> _YOUR GOAL_
Go through the material and tally the lines containing the string "Tracks". Give the total alone.

> _STORED DATA_
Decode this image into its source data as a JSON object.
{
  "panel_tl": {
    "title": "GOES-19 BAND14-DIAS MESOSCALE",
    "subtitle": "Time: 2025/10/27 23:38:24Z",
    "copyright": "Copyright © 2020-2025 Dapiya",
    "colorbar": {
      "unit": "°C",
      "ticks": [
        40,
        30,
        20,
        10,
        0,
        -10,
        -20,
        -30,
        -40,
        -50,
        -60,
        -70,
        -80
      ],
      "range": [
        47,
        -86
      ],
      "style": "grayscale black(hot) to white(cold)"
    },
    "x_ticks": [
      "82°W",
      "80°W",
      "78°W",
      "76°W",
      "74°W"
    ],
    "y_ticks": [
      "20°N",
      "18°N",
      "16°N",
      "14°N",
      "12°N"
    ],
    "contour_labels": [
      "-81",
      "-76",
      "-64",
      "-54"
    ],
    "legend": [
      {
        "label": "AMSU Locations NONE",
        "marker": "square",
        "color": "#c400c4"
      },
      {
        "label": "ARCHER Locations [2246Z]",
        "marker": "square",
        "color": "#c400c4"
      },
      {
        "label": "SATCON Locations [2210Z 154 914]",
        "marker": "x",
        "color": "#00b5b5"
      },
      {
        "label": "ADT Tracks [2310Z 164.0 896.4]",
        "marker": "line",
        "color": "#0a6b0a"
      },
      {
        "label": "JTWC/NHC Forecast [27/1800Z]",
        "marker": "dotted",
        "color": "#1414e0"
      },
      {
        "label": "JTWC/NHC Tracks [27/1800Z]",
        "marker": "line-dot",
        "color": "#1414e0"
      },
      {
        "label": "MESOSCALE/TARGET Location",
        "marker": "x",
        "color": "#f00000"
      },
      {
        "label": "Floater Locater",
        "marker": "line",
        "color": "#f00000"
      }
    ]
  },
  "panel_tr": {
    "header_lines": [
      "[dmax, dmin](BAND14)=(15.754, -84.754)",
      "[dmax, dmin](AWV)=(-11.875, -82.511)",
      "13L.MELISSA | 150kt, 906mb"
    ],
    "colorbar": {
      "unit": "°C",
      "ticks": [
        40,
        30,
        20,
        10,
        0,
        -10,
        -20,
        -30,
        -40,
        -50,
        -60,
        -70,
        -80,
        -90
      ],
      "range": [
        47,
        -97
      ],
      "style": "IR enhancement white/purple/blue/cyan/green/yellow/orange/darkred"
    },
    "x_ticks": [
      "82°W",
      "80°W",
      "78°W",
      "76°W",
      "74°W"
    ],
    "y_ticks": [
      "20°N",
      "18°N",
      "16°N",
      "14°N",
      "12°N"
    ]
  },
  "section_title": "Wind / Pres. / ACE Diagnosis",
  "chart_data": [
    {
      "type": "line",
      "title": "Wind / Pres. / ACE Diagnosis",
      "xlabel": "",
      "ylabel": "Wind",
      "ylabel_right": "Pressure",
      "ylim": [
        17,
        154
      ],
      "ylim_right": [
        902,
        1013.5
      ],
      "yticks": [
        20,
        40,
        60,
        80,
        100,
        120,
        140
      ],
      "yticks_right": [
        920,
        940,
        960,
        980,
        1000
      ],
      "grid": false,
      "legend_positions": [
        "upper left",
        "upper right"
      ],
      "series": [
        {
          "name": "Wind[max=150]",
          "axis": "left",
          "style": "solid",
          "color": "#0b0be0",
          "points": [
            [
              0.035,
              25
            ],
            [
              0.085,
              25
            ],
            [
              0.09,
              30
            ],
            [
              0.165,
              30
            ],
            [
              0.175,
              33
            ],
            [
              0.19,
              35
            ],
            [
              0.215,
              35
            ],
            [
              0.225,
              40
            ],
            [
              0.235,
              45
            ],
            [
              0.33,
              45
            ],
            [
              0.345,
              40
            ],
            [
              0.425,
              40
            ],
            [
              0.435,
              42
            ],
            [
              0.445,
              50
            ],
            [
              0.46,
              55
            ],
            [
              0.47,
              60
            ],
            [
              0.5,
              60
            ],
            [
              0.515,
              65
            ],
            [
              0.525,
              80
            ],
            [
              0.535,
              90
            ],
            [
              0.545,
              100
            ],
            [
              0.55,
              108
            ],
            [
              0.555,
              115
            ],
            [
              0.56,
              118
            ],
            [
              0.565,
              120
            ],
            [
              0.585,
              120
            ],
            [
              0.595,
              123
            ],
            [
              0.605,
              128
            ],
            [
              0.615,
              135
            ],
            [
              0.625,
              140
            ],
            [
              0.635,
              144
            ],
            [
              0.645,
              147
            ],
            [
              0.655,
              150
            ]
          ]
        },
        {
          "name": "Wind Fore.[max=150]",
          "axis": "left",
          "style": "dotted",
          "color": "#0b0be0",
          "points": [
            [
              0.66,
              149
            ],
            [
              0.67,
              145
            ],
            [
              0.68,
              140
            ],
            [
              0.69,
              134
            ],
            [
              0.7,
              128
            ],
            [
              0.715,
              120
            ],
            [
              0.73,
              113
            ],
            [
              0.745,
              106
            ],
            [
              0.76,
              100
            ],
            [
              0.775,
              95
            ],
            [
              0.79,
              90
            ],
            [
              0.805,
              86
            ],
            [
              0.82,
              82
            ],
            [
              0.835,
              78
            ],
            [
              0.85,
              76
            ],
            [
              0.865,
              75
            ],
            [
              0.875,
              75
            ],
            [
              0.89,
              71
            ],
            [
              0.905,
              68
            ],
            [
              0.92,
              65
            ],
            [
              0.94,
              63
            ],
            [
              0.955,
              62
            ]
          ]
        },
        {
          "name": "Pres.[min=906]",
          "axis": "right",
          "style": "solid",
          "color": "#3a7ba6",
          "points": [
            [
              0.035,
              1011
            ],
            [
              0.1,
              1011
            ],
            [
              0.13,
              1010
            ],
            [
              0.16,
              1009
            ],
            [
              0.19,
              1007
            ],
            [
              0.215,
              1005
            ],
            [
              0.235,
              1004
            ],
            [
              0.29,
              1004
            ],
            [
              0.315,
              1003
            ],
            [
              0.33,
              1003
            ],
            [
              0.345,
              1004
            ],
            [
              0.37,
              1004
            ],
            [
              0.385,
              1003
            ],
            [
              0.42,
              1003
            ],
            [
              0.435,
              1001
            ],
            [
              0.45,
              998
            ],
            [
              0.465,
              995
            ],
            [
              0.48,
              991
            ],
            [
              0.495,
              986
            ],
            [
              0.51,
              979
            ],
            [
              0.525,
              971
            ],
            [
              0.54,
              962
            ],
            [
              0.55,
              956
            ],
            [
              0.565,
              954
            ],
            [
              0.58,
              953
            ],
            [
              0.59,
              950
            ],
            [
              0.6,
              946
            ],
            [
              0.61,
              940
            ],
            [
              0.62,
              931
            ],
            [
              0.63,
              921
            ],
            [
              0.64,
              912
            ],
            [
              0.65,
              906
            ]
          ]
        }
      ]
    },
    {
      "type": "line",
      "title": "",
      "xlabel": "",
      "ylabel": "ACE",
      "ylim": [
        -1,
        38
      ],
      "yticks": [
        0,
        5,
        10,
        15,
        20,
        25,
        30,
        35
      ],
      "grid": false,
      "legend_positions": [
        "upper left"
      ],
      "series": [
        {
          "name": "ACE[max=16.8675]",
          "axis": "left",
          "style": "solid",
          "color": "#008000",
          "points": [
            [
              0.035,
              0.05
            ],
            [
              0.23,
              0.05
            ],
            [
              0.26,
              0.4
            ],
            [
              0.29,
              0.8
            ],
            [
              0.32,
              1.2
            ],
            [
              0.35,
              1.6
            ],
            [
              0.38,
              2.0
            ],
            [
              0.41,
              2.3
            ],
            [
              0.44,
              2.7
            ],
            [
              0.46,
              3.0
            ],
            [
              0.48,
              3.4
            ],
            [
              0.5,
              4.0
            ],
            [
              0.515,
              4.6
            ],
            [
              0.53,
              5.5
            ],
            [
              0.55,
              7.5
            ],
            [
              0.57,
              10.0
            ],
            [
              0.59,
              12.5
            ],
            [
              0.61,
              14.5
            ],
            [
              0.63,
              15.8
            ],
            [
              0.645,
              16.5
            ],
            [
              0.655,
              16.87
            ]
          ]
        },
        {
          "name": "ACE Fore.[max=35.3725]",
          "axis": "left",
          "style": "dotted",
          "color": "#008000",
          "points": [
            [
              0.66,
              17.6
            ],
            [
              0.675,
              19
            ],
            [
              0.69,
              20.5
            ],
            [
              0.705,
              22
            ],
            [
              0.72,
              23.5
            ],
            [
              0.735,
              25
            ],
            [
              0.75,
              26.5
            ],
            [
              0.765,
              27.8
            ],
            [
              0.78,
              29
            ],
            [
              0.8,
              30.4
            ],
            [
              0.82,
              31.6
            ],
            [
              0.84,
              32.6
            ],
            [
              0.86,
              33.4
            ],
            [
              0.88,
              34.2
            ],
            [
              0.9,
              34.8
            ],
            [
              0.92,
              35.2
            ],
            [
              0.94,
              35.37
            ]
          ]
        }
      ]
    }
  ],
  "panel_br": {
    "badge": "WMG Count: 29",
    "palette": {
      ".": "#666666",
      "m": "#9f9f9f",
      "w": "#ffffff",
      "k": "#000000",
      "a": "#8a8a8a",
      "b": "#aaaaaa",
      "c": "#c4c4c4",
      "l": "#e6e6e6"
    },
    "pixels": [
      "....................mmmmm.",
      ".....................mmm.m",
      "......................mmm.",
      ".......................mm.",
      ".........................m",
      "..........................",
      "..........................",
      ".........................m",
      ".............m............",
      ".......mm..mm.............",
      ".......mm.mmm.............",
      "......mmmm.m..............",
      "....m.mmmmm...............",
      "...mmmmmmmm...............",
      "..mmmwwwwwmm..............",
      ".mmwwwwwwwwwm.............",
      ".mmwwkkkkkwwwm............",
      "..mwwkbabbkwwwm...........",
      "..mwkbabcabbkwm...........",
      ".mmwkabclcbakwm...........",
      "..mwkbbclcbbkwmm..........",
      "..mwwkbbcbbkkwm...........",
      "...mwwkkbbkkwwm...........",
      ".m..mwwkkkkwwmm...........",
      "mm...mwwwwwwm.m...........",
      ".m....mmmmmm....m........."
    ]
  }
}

> _RESULT FOR THIS EXERCISE_
2